Мне необходимо ездить. Обращение с живыми вещами почти заменяет мне чтение книг.
Езда хватает сегодняшнего читателя. Вместо выдуманных интересностей о скучных вещах, образов и метафор — вещи, интересные сами по себе.
Я жил чересчур мало, чтобы выписать правильно и подробно частности.
Я жил достаточно мало, чтобы верно дать общее.
18 дней океана. Океан — дело воображения. И на море не видно берегов, и на море волны больше, чем нужны в домашнем обиходе, и на море не знаешь, что под тобой.
Но только воображение, что справа нет земли до полюса и что слева нет земли до полюса, впереди совсем новый, второй свет, а под тобой, быть может, Атлантида, — только это воображение есть Атлантический океан. Спокойный океан скучен. 18 дней мы ползем, как муха по зеркалу. Хорошо поставленное зрелище было только один раз: уже на обратном пути из Нью-Йорка в Гавр. Сплошной ливень вспенил белый океан, белым заштриховал небо, сшил белыми нитками небо и воду. Потом была радуга. Радуга отразилась, замкнулась в океане, — и мы, как циркачи, бросались в радужный обруч. Потом — опять пловучие губки, летучие рыбки, летучие рыбки и опять пловучие губки Сарагоссова моря, а в редкие торжественные случаи — фонтаны китов. И все время надоедающая (даже до тошноты) вода и вода.
==============================
**ВАША ЗАДАЧА**
Скопируйте из отрывка об океане часть, которая начинается словами «Но только воображение, что» и идет до слов «вода и вода.» включительно. Перечень ниже для работы не понадобится.

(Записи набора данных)
==============================
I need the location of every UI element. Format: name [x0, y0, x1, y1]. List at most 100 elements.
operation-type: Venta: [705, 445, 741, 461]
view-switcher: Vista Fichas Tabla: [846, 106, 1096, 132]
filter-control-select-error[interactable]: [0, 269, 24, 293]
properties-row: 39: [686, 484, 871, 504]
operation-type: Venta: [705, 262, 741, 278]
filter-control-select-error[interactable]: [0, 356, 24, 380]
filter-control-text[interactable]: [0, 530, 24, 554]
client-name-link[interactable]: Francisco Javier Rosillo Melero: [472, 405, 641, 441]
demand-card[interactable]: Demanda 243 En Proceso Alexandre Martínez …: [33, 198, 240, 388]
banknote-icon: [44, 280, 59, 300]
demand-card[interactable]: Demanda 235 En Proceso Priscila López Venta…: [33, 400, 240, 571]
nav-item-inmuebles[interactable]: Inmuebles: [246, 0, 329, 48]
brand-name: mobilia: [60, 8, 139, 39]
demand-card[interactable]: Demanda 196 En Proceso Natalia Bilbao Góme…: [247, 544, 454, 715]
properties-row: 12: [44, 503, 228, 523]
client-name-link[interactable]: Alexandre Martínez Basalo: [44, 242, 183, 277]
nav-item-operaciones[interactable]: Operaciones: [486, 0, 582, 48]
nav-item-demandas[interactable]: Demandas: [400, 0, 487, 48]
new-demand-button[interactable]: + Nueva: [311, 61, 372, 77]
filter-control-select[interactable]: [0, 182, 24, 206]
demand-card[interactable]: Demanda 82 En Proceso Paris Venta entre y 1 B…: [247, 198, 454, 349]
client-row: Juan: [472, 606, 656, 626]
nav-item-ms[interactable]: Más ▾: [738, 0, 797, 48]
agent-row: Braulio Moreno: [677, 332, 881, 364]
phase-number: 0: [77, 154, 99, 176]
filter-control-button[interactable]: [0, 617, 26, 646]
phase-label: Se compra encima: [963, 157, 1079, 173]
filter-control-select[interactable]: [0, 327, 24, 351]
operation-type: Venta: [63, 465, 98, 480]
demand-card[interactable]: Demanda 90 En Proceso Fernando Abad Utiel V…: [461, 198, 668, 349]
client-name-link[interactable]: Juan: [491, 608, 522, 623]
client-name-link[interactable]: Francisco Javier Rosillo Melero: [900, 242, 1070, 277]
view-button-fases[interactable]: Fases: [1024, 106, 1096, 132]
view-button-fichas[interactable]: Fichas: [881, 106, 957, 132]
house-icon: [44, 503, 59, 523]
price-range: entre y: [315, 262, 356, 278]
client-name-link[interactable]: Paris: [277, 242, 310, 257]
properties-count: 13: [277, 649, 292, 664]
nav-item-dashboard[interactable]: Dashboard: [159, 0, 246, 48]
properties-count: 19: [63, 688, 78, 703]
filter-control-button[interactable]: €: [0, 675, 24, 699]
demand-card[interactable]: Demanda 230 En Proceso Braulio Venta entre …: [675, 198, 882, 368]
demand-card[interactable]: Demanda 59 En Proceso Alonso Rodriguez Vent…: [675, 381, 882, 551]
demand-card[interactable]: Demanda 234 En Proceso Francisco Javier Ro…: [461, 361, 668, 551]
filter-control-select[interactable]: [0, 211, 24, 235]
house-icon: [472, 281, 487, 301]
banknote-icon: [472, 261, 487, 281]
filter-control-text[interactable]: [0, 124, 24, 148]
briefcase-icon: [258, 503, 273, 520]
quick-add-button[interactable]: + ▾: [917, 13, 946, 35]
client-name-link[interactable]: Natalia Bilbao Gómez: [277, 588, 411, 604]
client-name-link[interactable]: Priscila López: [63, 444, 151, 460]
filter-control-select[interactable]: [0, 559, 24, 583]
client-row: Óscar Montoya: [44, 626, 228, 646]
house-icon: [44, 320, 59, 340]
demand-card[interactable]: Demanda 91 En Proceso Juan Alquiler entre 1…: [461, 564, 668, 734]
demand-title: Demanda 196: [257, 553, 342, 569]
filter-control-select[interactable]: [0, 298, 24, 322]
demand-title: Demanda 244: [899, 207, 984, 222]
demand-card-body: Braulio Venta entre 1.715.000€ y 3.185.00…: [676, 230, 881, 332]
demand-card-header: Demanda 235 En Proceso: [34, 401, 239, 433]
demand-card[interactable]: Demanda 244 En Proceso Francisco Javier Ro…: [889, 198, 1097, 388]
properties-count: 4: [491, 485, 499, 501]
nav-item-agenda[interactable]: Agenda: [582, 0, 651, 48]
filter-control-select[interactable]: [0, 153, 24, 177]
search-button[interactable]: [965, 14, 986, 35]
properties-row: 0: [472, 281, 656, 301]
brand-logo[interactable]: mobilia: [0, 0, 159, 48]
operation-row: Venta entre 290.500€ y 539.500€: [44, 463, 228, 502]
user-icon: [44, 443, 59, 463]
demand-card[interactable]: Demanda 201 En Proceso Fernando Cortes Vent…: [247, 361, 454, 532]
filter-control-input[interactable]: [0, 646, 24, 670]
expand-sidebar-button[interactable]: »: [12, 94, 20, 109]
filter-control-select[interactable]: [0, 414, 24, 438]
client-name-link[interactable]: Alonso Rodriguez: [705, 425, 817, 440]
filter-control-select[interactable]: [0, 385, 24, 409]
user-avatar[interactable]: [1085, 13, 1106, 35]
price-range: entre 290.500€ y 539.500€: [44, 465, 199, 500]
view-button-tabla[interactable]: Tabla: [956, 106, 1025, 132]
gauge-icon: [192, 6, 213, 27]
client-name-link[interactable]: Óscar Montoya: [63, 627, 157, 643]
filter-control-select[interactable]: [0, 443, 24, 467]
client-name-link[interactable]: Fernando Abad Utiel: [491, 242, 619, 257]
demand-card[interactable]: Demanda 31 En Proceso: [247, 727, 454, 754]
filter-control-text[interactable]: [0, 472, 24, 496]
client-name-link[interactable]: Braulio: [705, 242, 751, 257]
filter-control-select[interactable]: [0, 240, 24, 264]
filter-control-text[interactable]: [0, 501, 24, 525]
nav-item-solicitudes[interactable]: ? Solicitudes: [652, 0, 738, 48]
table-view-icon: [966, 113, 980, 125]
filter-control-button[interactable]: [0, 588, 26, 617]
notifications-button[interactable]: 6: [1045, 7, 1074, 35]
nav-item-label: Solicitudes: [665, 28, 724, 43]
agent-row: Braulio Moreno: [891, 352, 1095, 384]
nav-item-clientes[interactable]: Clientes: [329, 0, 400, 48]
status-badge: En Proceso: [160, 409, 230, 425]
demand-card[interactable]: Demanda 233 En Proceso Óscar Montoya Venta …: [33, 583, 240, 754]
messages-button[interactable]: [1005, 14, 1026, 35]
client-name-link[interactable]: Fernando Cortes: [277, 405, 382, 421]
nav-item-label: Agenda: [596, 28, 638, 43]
==============================
**ОЖИДАЕМЫЙ ОТВЕТ**
Но только воображение, что справа нет земли до полюса и что слева нет земли до полюса, впереди совсем новый, второй свет, а под тобой, быть может, Атлантида, — только это воображение есть Атлантический океан. Спокойный океан скучен. 18 дней мы ползем, как муха по зеркалу. Хорошо поставленное зрелище было только один раз: уже на обратном пути из Нью-Йорка в Гавр. Сплошной ливень вспенил белый океан, белым заштриховал небо, сшил белыми нитками небо и воду. Потом была радуга. Радуга отразилась, замкнулась в океане, — и мы, как циркачи, бросались в радужный обруч. Потом — опять пловучие губки, летучие рыбки, летучие рыбки и опять пловучие губки Сарагоссова моря, а в редкие торжественные случаи — фонтаны китов. И все время надоедающая (даже до тошноты) вода и вода.